-- What you have to do --
Write out the records that appear below, verbatim and complete, but without pictures.

Stored dataset items
"""
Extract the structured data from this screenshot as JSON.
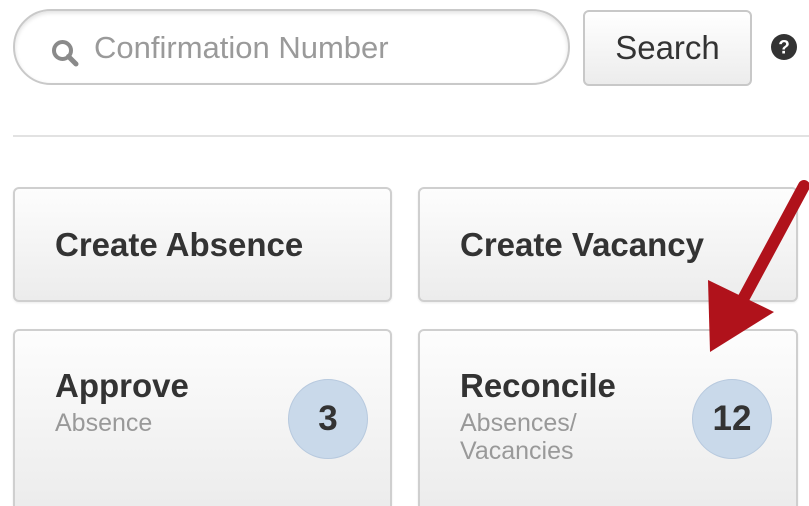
{
  "search": {
    "placeholder": "Confirmation Number",
    "button_label": "Search",
    "icon": "search-icon",
    "help_icon": "help-icon"
  },
  "tiles": [
    {
      "label": "Create Absence"
    },
    {
      "label": "Create Vacancy"
    },
    {
      "title": "Approve",
      "subtitle": "Absence",
      "count": "3"
    },
    {
      "title": "Reconcile",
      "subtitle": "Absences/ Vacancies",
      "count": "12"
    }
  ],
  "colors": {
    "badge": "#c9d9ea",
    "arrow": "#b0121b",
    "text": "#333333",
    "subtext": "#999999"
  }
}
"""
-- Finished answer --
Extract the structured data from this screenshot as JSON.
{
  "search": {
    "placeholder": "Confirmation Number",
    "button_label": "Search",
    "icon": "search-icon",
    "help_icon": "help-icon"
  },
  "tiles": [
    {
      "label": "Create Absence"
    },
    {
      "label": "Create Vacancy"
    },
    {
      "title": "Approve",
      "subtitle": "Absence",
      "count": "3"
    },
    {
      "title": "Reconcile",
      "subtitle": "Absences/ Vacancies",
      "count": "12"
    }
  ],
  "colors": {
    "badge": "#c9d9ea",
    "arrow": "#b0121b",
    "text": "#333333",
    "subtext": "#999999"
  }
}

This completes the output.